• EXERCISE AIM:
Provide an exact reproduction of every entry.

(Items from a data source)
----------
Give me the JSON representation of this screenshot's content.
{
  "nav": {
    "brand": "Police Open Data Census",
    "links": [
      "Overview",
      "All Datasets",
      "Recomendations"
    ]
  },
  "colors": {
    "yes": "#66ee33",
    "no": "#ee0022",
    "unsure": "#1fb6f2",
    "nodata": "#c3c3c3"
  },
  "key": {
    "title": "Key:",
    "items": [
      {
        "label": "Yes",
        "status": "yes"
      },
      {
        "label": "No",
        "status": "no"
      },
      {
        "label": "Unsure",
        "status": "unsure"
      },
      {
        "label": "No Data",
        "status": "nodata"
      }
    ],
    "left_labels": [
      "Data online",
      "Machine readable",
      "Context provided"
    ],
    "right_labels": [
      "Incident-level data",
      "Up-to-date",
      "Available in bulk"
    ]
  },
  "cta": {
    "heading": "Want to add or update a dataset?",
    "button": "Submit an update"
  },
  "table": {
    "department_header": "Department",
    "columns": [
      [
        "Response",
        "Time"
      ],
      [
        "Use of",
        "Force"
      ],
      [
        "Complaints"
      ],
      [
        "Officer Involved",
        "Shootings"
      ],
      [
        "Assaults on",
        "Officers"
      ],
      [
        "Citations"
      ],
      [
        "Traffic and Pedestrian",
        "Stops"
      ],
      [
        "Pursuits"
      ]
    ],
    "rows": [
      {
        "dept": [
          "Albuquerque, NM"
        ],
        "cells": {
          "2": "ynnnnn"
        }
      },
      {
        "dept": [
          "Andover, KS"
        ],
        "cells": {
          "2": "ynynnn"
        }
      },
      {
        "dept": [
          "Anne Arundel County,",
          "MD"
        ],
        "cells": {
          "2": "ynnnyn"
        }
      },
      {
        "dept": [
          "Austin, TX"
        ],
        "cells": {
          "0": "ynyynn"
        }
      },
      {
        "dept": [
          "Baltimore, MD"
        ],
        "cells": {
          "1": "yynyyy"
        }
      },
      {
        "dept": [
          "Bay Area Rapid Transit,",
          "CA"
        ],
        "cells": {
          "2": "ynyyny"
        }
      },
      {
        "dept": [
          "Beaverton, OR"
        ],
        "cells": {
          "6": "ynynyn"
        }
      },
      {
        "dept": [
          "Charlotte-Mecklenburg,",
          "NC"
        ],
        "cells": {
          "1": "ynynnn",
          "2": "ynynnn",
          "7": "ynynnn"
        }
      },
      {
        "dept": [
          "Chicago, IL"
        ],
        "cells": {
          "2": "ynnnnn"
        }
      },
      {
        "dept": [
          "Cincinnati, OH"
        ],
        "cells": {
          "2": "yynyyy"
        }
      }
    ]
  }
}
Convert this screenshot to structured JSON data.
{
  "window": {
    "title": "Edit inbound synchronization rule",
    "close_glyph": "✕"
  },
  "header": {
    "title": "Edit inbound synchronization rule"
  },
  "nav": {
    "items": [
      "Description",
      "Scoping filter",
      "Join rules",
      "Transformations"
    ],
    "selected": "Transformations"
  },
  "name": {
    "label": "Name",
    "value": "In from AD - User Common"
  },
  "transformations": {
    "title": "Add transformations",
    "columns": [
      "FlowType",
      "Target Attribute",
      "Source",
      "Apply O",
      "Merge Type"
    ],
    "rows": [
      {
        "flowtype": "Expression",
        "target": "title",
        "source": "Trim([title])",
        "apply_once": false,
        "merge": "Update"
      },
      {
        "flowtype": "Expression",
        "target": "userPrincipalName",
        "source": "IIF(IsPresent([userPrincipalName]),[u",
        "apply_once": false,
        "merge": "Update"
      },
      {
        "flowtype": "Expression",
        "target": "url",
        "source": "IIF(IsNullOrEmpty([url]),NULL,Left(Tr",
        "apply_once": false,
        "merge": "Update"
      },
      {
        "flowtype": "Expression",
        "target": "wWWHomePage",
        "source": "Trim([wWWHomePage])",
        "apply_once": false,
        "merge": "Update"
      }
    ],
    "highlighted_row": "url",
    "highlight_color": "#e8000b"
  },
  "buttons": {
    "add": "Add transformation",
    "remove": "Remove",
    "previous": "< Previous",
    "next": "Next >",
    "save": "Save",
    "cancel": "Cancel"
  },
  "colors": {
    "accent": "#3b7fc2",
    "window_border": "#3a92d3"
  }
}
----------
• COMPLETED EXERCISE:
Give me the JSON representation of this screenshot's content.
{
  "nav": {
    "brand": "Police Open Data Census",
    "links": [
      "Overview",
      "All Datasets",
      "Recomendations"
    ]
  },
  "colors": {
    "yes": "#66ee33",
    "no": "#ee0022",
    "unsure": "#1fb6f2",
    "nodata": "#c3c3c3"
  },
  "key": {
    "title": "Key:",
    "items": [
      {
        "label": "Yes",
        "status": "yes"
      },
      {
        "label": "No",
        "status": "no"
      },
      {
        "label": "Unsure",
        "status": "unsure"
      },
      {
        "label": "No Data",
        "status": "nodata"
      }
    ],
    "left_labels": [
      "Data online",
      "Machine readable",
      "Context provided"
    ],
    "right_labels": [
      "Incident-level data",
      "Up-to-date",
      "Available in bulk"
    ]
  },
  "cta": {
    "heading": "Want to add or update a dataset?",
    "button": "Submit an update"
  },
  "table": {
    "department_header": "Department",
    "columns": [
      [
        "Response",
        "Time"
      ],
      [
        "Use of",
        "Force"
      ],
      [
        "Complaints"
      ],
      [
        "Officer Involved",
        "Shootings"
      ],
      [
        "Assaults on",
        "Officers"
      ],
      [
        "Citations"
      ],
      [
        "Traffic and Pedestrian",
        "Stops"
      ],
      [
        "Pursuits"
      ]
    ],
    "rows": [
      {
        "dept": [
          "Albuquerque, NM"
        ],
        "cells": {
          "2": "ynnnnn"
        }
      },
      {
        "dept": [
          "Andover, KS"
        ],
        "cells": {
          "2": "ynynnn"
        }
      },
      {
        "dept": [
          "Anne Arundel County,",
          "MD"
        ],
        "cells": {
          "2": "ynnnyn"
        }
      },
      {
        "dept": [
          "Austin, TX"
        ],
        "cells": {
          "0": "ynyynn"
        }
      },
      {
        "dept": [
          "Baltimore, MD"
        ],
        "cells": {
          "1": "yynyyy"
        }
      },
      {
        "dept": [
          "Bay Area Rapid Transit,",
          "CA"
        ],
        "cells": {
          "2": "ynyyny"
        }
      },
      {
        "dept": [
          "Beaverton, OR"
        ],
        "cells": {
          "6": "ynynyn"
        }
      },
      {
        "dept": [
          "Charlotte-Mecklenburg,",
          "NC"
        ],
        "cells": {
          "1": "ynynnn",
          "2": "ynynnn",
          "7": "ynynnn"
        }
      },
      {
        "dept": [
          "Chicago, IL"
        ],
        "cells": {
          "2": "ynnnnn"
        }
      },
      {
        "dept": [
          "Cincinnati, OH"
        ],
        "cells": {
          "2": "yynyyy"
        }
      }
    ]
  }
}
Convert this screenshot to structured JSON data.
{
  "window": {
    "title": "Edit inbound synchronization rule",
    "close_glyph": "✕"
  },
  "header": {
    "title": "Edit inbound synchronization rule"
  },
  "nav": {
    "items": [
      "Description",
      "Scoping filter",
      "Join rules",
      "Transformations"
    ],
    "selected": "Transformations"
  },
  "name": {
    "label": "Name",
    "value": "In from AD - User Common"
  },
  "transformations": {
    "title": "Add transformations",
    "columns": [
      "FlowType",
      "Target Attribute",
      "Source",
      "Apply O",
      "Merge Type"
    ],
    "rows": [
      {
        "flowtype": "Expression",
        "target": "title",
        "source": "Trim([title])",
        "apply_once": false,
        "merge": "Update"
      },
      {
        "flowtype": "Expression",
        "target": "userPrincipalName",
        "source": "IIF(IsPresent([userPrincipalName]),[u",
        "apply_once": false,
        "merge": "Update"
      },
      {
        "flowtype": "Expression",
        "target": "url",
        "source": "IIF(IsNullOrEmpty([url]),NULL,Left(Tr",
        "apply_once": false,
        "merge": "Update"
      },
      {
        "flowtype": "Expression",
        "target": "wWWHomePage",
        "source": "Trim([wWWHomePage])",
        "apply_once": false,
        "merge": "Update"
      }
    ],
    "highlighted_row": "url",
    "highlight_color": "#e8000b"
  },
  "buttons": {
    "add": "Add transformation",
    "remove": "Remove",
    "previous": "< Previous",
    "next": "Next >",
    "save": "Save",
    "cancel": "Cancel"
  },
  "colors": {
    "accent": "#3b7fc2",
    "window_border": "#3a92d3"
  }
}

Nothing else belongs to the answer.